Stored records
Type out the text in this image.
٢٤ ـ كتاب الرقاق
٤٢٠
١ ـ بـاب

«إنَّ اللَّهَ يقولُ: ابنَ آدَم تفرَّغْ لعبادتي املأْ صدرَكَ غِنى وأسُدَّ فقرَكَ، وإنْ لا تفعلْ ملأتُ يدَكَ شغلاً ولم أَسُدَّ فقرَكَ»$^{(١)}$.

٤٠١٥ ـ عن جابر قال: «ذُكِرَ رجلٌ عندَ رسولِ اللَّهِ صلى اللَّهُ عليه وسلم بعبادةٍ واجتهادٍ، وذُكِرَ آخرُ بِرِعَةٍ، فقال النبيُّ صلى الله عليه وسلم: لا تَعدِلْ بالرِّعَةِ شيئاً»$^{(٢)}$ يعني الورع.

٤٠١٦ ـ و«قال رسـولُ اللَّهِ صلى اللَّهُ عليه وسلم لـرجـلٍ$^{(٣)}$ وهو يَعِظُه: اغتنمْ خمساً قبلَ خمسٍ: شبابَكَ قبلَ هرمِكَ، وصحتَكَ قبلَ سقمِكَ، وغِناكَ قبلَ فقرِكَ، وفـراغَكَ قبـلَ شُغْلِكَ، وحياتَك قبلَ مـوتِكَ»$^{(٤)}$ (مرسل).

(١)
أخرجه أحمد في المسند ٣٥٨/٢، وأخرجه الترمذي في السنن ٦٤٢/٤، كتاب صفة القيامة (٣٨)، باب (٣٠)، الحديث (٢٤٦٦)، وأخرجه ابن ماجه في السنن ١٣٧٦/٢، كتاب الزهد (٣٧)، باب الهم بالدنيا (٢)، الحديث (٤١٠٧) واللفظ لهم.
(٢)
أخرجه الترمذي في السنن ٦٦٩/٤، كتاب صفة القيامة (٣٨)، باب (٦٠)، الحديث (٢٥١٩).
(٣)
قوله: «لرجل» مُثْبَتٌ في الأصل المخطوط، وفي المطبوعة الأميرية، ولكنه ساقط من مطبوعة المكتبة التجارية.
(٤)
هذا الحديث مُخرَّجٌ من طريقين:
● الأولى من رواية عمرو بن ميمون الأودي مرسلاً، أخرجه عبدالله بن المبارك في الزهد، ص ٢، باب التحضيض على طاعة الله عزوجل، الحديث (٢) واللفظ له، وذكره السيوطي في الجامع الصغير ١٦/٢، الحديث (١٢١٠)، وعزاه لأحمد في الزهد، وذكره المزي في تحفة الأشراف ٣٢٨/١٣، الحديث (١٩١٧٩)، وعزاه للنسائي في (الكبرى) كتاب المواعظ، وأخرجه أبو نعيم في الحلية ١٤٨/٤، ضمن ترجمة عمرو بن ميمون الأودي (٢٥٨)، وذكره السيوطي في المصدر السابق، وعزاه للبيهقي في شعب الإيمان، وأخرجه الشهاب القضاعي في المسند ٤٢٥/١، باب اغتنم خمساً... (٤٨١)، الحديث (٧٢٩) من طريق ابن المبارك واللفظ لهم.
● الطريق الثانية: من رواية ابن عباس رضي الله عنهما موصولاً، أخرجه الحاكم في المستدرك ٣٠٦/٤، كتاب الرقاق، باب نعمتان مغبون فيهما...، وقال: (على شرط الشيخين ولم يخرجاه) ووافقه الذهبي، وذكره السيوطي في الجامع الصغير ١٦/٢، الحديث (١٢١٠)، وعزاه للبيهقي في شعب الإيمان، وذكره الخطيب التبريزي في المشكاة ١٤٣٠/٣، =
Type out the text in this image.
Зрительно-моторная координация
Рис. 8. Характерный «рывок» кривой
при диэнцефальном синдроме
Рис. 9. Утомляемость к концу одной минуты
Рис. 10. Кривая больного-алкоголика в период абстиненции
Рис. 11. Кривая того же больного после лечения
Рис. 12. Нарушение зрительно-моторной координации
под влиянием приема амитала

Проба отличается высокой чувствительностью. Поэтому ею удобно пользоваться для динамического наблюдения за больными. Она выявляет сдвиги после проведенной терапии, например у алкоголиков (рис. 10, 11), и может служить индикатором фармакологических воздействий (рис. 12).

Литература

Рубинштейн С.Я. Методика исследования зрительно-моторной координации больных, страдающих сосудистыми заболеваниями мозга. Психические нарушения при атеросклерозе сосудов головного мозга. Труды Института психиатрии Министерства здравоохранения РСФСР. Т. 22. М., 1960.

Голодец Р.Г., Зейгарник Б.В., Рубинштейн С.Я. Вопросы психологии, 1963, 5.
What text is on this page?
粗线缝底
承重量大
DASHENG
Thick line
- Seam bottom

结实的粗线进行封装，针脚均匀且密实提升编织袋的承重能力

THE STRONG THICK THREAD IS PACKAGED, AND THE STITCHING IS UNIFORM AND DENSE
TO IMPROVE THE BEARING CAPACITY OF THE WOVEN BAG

--- SET EXERCISE ---
Using the records above, find and show each line with the string "Кривая".

--- RESULT FOR THIS TASK ---
Рис. 10. Кривая больного-алкоголика в период абстиненции
Рис. 11. Кривая того же больного после лечения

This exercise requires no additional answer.